Given instruction –
Find and copy each line of the records where the string "with" shows up.

Exercise material –

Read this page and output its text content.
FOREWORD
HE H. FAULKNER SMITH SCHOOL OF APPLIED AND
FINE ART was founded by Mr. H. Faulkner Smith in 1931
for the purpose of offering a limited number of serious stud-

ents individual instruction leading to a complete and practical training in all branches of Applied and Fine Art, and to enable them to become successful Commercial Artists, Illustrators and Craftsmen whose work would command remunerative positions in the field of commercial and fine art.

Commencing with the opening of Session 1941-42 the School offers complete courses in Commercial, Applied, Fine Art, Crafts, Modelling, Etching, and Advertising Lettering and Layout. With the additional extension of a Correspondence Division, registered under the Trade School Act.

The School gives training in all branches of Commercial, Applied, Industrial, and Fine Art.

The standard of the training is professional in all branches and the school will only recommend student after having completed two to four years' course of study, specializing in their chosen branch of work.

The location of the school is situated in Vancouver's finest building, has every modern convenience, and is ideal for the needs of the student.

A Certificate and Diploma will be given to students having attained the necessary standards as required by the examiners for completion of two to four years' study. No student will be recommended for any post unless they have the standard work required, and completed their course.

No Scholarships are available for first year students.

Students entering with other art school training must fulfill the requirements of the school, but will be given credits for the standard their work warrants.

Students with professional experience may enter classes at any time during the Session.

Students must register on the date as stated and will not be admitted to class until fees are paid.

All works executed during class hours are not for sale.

Reply –
Commencing with the opening of Session 1941-42 the School offers complete courses in Commercial, Applied, Fine Art, Crafts, Modelling, Etching, and Advertising Lettering and Layout. With the additional extension of a Correspondence Division, registered under the Trade School Act.
Students entering with other art school training must fulfill the requirements of the school, but will be given credits for the standard their work warrants.
Students with professional experience may enter classes at any time during the Session.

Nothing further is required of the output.